• [EXTRAIT DU DOCUMENT]
'''

La grande propriété domine dans le Stafford, comme dans tous les pays originairement peu fertiles. Le duc de Sutherland, comme héritier des lords Stafford, le comte de Lichfield, lord Willoughby, lord Talbot, lord Hatherton, le marquis d'Anglesea, sir Robert Peel, sont les plus grands propriétaires du comté. Les fermes sont généralement louées à l'année, et les fermiers le préfèrent, ce qui indique tout de suite d'excellents rapports entre le propriétaire et le tenancier. La crise s'est parfaitement passée; les propriétaires ont eu peu de concessions à faire, leurs fermes étant en général louées à un taux modéré, et les fermiers étant assez à l'aise pour supporter momentanément une réduction de profits. Les salaires sont de 2 francs par jour de travail, et la taxe des pauvres, thermomètre infaillible de l'aisance des classes laborieuses, est très-peu élevée; dans les domaines de lord Hatherton, il arrive souvent qu'il n'y ait pas un seul pauvre ayant besoin de secours. Dans tout le comté, le nombre des pauvres ne s'élève en moyenne qu'à 4 p. 100 de la population totale, tandis que dans le Wilts il monte à 16 p. 100. C'est encore l'assolement de Norfolk qui a produit cette prospérité. Partout où cet assolement se rencontre avec la

grande propriété et le développement industriel, l'agriculture anglaise arrive à son apogée. Le Stafford y joint les bienfaits de l'irrigation, qui a transformé des pentes stériles en excellentes prairies.

'''

• [DONNÉES FOURNIES]
'''

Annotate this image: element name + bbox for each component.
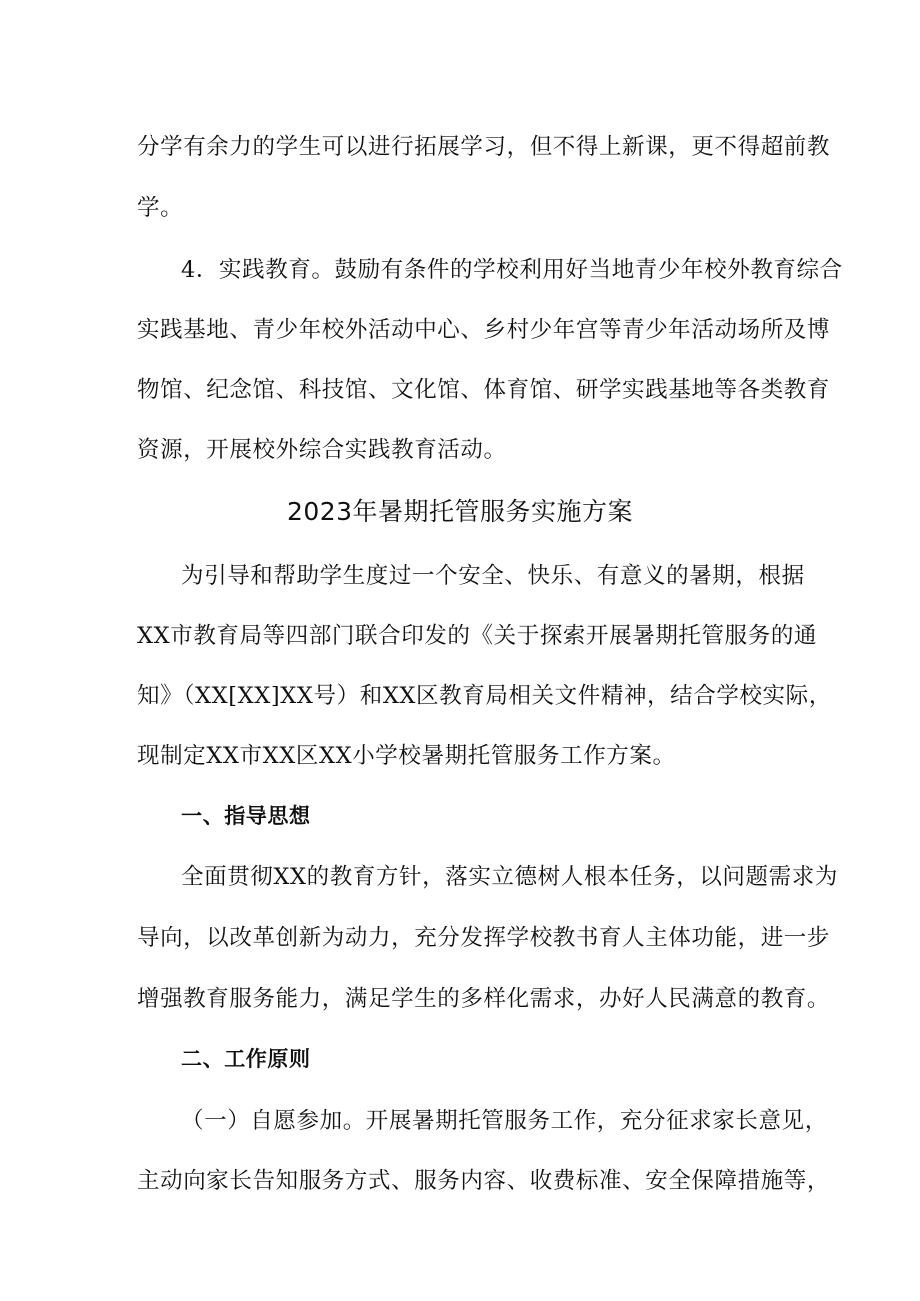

'''

• [CONSIGNES DE L'EXERCICE]
A. D'après l'extrait sur l'agriculture du Stafford, quel est le montant des salaires pour une journée de travail ?
B. Dans l'extrait sur l'agriculture du Stafford, substituez « sommet » à « apogée » et recopiez le passage qui commence aux mots « grande propriété et » et s'arrête après « en excellentes prairies. ».
C. Reprenez l'extrait sur l'agriculture du Stafford là où il s'arrête et poursuivez-en la rédaction.
Les lignes fournies ne servent à rien pour cet exercice.

• [RÉPONSES RÉDIGÉES]
A. 2 francs par jour de travail.

B.
grande propriété et le développement industriel, l'agriculture anglaise arrive à son sommet. Le Stafford y joint les bienfaits de l'irrigation, qui a transformé des pentes stériles en excellentes prairies.

C.
Les principales fermes du pays sont celle de lord Hatherton, à Taddesley, qui n'a pas moins de 1,700 acres ou 680 hectares, celle du duc de Sutherland à Trentham, et enfin Drayton-Manor, résidence de sir Robert Peel. Il est assez curieux de voir comment sir Robert, grand propriétaire lui-même, a résolu pour ses affaires privées la question qu'il avait si résolûment posée dans un intérêt public. Tout le monde se rappelle la fameuse lettre à ses tenanciers du 24 décembre 1849; le programme qu'elle contenait a été exécuté. Sir Robert a fait drainer presque toutes ses terres à ses frais, sous la direction de M. Parkes, à la condition que les fermiers lui paieraient 4 p. 100 de la dépense, ce qu'ils ont accepté; toutes les rentes ont été révisées, très-peu ont été réduites, parce qu'elles étaient en général modérées, et pour tout dire en un mot, les fermiers à qui l'on a offert des baux les ont refusés; ils aiment mieux continuer à louer à l'année leurs fermes, que la plupart d'entre eux exploitent de génération en génération.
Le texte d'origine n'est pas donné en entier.